> EXERCISE
Count the lines below that contain the word "ylabel". Give only the number.

> RECORDS FOR THIS EXERCISE
- - - -

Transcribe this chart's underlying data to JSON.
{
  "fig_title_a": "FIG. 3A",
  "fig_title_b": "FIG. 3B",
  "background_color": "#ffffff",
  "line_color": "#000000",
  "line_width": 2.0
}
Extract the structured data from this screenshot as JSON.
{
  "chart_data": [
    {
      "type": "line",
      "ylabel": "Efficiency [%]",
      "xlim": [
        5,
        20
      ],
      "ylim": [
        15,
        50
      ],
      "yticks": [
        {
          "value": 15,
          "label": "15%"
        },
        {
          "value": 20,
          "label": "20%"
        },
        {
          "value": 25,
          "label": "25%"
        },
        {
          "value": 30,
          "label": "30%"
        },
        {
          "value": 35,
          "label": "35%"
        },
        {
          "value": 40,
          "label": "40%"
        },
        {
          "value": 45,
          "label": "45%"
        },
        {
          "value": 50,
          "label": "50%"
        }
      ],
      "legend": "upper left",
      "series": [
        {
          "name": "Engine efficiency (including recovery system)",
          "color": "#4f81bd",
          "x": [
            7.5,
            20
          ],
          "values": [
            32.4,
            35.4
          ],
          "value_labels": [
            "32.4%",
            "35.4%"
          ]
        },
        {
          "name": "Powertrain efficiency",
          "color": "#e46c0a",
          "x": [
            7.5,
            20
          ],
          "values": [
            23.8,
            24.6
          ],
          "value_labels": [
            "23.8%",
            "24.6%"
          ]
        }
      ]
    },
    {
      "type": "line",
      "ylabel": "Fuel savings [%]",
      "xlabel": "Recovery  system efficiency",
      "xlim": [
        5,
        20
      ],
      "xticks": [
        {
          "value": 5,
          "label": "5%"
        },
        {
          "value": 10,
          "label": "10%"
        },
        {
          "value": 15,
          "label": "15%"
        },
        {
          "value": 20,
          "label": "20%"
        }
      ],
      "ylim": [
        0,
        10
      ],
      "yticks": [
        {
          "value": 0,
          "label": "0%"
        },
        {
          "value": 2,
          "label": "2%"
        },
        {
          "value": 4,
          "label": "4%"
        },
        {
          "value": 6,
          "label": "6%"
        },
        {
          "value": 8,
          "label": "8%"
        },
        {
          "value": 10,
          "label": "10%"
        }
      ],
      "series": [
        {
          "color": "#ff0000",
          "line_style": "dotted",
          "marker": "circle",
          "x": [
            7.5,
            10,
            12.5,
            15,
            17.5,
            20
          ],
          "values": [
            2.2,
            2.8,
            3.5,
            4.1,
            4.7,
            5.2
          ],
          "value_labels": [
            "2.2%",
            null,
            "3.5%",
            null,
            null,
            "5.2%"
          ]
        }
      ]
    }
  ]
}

- - - -

> FINISHED ANSWER
2